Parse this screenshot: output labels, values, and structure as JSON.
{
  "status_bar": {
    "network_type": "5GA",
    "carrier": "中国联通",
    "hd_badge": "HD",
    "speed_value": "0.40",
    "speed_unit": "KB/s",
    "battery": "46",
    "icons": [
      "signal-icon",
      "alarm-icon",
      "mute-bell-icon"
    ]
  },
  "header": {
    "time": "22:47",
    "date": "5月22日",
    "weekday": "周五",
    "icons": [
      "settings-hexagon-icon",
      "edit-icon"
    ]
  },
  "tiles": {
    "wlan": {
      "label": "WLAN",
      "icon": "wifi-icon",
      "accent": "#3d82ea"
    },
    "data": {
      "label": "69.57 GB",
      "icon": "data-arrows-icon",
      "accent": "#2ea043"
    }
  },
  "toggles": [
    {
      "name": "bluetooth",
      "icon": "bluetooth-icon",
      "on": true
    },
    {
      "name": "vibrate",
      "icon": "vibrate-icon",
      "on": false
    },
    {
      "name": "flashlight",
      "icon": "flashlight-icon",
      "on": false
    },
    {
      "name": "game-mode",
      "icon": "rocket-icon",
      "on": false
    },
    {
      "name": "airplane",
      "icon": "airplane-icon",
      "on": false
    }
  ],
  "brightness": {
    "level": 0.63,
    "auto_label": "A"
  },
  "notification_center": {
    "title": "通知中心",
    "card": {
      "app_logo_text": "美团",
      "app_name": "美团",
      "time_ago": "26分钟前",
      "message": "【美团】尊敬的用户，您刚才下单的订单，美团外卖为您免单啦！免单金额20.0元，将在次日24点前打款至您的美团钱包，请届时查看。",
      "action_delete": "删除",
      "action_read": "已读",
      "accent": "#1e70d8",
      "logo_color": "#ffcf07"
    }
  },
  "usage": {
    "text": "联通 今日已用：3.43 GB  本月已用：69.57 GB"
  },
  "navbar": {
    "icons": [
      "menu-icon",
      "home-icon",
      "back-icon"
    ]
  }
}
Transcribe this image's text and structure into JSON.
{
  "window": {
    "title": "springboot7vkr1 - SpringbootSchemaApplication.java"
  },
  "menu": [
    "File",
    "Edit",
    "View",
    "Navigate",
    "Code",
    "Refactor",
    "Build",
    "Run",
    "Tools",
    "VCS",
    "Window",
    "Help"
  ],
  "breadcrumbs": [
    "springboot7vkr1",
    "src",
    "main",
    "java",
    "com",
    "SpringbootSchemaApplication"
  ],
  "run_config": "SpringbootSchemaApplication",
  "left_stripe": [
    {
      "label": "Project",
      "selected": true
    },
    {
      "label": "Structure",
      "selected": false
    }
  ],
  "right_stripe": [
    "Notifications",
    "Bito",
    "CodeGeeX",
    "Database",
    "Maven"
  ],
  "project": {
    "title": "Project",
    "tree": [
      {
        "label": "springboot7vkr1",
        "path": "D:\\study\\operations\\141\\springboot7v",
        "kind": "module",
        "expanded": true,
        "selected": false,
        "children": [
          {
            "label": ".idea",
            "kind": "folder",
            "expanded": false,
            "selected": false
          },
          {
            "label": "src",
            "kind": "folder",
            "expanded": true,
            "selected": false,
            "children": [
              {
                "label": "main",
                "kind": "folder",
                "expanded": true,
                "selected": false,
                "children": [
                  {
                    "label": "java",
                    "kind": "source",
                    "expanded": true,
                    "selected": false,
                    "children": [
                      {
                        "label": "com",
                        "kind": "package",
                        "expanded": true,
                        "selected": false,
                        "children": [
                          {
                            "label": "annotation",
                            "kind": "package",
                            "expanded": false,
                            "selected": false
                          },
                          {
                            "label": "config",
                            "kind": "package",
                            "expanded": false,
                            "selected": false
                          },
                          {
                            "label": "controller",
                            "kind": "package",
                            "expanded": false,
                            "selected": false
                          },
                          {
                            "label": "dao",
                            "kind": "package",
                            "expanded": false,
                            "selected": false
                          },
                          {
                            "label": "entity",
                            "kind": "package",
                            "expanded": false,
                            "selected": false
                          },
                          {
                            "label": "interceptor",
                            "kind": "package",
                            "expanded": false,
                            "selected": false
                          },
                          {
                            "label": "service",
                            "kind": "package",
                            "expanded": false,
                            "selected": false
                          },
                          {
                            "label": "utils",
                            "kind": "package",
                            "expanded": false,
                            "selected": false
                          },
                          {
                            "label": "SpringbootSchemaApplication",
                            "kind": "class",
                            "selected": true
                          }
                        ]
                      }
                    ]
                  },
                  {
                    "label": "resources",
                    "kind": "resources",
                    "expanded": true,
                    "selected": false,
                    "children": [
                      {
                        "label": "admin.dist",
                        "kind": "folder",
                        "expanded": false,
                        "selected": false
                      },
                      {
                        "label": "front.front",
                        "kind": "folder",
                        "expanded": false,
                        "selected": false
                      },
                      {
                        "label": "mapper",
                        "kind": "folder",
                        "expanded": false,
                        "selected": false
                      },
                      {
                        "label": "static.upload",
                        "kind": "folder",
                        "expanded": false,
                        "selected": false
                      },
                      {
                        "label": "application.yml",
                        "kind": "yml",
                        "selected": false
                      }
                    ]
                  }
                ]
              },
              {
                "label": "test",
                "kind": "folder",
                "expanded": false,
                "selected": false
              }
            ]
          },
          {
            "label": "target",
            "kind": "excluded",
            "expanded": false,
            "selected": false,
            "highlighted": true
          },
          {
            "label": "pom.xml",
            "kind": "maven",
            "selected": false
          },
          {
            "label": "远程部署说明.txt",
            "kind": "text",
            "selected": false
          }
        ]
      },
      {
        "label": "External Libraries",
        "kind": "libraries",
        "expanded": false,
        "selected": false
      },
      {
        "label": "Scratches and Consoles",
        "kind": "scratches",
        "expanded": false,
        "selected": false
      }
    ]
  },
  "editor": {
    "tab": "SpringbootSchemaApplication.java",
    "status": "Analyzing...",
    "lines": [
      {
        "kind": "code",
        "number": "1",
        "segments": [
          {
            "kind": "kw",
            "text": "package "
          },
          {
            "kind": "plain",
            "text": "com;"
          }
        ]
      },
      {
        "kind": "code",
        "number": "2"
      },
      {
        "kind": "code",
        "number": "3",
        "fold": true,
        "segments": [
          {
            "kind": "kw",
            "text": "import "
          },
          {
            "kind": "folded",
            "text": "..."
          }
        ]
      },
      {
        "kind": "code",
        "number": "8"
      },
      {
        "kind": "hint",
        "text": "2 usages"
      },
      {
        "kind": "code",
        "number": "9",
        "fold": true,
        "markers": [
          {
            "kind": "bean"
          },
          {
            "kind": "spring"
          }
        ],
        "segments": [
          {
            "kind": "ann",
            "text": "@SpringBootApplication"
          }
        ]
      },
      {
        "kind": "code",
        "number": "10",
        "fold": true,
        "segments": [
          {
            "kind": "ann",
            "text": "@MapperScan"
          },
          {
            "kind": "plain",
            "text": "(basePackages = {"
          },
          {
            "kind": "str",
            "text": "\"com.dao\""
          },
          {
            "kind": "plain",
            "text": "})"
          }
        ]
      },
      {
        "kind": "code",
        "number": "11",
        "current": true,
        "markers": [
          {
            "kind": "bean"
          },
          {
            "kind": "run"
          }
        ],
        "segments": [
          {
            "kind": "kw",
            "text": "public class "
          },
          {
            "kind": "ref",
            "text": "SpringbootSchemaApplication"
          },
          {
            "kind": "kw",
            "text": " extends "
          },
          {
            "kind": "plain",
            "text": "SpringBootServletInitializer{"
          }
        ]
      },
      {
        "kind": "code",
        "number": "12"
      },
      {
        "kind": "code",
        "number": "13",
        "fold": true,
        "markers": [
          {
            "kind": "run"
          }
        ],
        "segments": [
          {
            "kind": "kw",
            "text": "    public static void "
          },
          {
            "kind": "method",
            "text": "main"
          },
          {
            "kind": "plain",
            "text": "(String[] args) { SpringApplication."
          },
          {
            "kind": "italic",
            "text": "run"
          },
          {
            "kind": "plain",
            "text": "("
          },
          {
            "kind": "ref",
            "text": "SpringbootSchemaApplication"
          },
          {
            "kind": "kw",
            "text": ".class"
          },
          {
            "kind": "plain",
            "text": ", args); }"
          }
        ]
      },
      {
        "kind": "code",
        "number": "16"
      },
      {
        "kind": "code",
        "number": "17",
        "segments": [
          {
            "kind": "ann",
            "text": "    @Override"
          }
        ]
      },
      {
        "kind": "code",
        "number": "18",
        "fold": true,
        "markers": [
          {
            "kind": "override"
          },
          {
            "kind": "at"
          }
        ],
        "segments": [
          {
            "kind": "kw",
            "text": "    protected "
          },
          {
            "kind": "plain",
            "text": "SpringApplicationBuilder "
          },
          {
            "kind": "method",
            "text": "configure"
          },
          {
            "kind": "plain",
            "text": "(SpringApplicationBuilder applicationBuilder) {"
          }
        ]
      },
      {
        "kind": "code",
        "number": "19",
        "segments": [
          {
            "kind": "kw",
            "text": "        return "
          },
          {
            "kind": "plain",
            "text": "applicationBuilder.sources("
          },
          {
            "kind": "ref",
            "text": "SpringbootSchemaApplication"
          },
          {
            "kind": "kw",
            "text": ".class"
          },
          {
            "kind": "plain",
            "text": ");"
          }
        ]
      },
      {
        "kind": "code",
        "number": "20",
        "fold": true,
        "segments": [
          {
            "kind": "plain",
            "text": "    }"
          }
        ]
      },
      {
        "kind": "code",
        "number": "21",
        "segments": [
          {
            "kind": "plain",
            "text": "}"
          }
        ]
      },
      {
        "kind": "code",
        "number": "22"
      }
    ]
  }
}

◇ ◇ ◇

TASK DESCRIPTION -> Locate the lines above that hold the word "JSON". Show every one of them.

WRITTEN ANSWER ->
Parse this screenshot: output labels, values, and structure as JSON.
Transcribe this image's text and structure into JSON.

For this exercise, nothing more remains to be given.